Reproduce exactly the lines beginning with the line that contains "What text is on this page?" and ending at the final line of the material below.

------

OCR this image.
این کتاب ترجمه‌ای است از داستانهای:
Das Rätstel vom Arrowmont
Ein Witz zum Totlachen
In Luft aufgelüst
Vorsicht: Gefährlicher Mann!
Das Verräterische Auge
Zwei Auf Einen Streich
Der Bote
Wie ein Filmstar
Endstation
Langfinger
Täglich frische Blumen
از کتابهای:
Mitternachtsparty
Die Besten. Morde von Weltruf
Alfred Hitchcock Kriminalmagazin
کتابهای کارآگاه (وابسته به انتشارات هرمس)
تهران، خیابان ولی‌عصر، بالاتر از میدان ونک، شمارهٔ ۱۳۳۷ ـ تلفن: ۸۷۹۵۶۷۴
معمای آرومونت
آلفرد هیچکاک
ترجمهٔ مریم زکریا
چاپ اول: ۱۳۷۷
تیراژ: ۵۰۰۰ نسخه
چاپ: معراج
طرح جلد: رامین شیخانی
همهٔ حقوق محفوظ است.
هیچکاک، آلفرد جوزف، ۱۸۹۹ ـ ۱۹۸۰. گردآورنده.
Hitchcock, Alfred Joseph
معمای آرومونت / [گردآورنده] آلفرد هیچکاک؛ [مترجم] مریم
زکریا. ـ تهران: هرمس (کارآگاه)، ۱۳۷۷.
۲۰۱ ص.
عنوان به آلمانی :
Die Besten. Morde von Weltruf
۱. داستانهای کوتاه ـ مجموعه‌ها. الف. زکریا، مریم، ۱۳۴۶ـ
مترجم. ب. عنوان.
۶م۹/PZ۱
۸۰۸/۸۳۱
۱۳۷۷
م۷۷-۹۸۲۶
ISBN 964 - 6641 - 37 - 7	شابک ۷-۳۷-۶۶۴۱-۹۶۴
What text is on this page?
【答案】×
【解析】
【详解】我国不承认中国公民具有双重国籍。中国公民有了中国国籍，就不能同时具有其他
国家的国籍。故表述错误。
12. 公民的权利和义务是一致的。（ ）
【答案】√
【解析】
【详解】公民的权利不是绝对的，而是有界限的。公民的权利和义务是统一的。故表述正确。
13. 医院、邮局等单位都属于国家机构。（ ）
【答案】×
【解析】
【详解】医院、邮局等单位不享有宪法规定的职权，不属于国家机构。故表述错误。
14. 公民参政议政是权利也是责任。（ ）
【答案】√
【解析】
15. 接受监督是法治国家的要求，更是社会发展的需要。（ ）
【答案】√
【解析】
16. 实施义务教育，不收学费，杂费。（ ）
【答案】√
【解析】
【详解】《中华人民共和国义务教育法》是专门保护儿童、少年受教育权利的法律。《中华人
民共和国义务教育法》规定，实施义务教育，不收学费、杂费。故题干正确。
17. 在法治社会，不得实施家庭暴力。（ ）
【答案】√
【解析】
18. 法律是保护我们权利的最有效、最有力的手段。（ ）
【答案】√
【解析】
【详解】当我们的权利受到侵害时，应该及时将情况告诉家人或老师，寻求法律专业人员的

------

◆ Task response:
What text is on this page?
【答案】×
【解析】
【详解】我国不承认中国公民具有双重国籍。中国公民有了中国国籍，就不能同时具有其他
国家的国籍。故表述错误。
12. 公民的权利和义务是一致的。（ ）
【答案】√
【解析】
【详解】公民的权利不是绝对的，而是有界限的。公民的权利和义务是统一的。故表述正确。
13. 医院、邮局等单位都属于国家机构。（ ）
【答案】×
【解析】
【详解】医院、邮局等单位不享有宪法规定的职权，不属于国家机构。故表述错误。
14. 公民参政议政是权利也是责任。（ ）
【答案】√
【解析】
15. 接受监督是法治国家的要求，更是社会发展的需要。（ ）
【答案】√
【解析】
16. 实施义务教育，不收学费，杂费。（ ）
【答案】√
【解析】
【详解】《中华人民共和国义务教育法》是专门保护儿童、少年受教育权利的法律。《中华人
民共和国义务教育法》规定，实施义务教育，不收学费、杂费。故题干正确。
17. 在法治社会，不得实施家庭暴力。（ ）
【答案】√
【解析】
18. 法律是保护我们权利的最有效、最有力的手段。（ ）
【答案】√
【解析】
【详解】当我们的权利受到侵害时，应该及时将情况告诉家人或老师，寻求法律专业人员的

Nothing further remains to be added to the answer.